YOUR TASK:
The entries below should be output exactly as written.

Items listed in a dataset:
/---

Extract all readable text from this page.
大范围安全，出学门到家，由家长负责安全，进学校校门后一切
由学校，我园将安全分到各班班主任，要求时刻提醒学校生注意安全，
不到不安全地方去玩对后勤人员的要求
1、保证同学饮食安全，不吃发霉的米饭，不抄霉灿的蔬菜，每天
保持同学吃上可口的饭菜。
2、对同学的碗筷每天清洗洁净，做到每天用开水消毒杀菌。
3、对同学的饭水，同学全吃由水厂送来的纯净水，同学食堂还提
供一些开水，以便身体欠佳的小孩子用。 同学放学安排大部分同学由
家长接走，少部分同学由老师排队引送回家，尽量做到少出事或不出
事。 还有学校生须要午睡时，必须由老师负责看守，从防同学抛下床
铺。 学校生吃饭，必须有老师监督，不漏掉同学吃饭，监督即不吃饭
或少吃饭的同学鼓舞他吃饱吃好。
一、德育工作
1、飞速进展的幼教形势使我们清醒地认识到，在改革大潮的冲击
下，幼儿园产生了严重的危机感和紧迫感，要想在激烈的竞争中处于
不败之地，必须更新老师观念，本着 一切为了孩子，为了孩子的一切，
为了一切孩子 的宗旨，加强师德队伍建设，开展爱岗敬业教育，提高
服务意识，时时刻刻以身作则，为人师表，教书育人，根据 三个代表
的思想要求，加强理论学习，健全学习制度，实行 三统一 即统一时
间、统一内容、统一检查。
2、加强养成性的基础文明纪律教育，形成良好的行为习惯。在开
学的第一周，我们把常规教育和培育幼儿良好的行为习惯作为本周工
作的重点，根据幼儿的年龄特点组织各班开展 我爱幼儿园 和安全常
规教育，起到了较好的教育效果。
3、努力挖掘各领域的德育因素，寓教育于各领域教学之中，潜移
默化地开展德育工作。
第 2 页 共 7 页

\---

FULL SOLUTION:
Extract all readable text from this page.
大范围安全，出学门到家，由家长负责安全，进学校校门后一切
由学校，我园将安全分到各班班主任，要求时刻提醒学校生注意安全，
不到不安全地方去玩对后勤人员的要求
1、保证同学饮食安全，不吃发霉的米饭，不抄霉灿的蔬菜，每天
保持同学吃上可口的饭菜。
2、对同学的碗筷每天清洗洁净，做到每天用开水消毒杀菌。
3、对同学的饭水，同学全吃由水厂送来的纯净水，同学食堂还提
供一些开水，以便身体欠佳的小孩子用。 同学放学安排大部分同学由
家长接走，少部分同学由老师排队引送回家，尽量做到少出事或不出
事。 还有学校生须要午睡时，必须由老师负责看守，从防同学抛下床
铺。 学校生吃饭，必须有老师监督，不漏掉同学吃饭，监督即不吃饭
或少吃饭的同学鼓舞他吃饱吃好。
一、德育工作
1、飞速进展的幼教形势使我们清醒地认识到，在改革大潮的冲击
下，幼儿园产生了严重的危机感和紧迫感，要想在激烈的竞争中处于
不败之地，必须更新老师观念，本着 一切为了孩子，为了孩子的一切，
为了一切孩子 的宗旨，加强师德队伍建设，开展爱岗敬业教育，提高
服务意识，时时刻刻以身作则，为人师表，教书育人，根据 三个代表
的思想要求，加强理论学习，健全学习制度，实行 三统一 即统一时
间、统一内容、统一检查。
2、加强养成性的基础文明纪律教育，形成良好的行为习惯。在开
学的第一周，我们把常规教育和培育幼儿良好的行为习惯作为本周工
作的重点，根据幼儿的年龄特点组织各班开展 我爱幼儿园 和安全常
规教育，起到了较好的教育效果。
3、努力挖掘各领域的德育因素，寓教育于各领域教学之中，潜移
默化地开展德育工作。
第 2 页 共 7 页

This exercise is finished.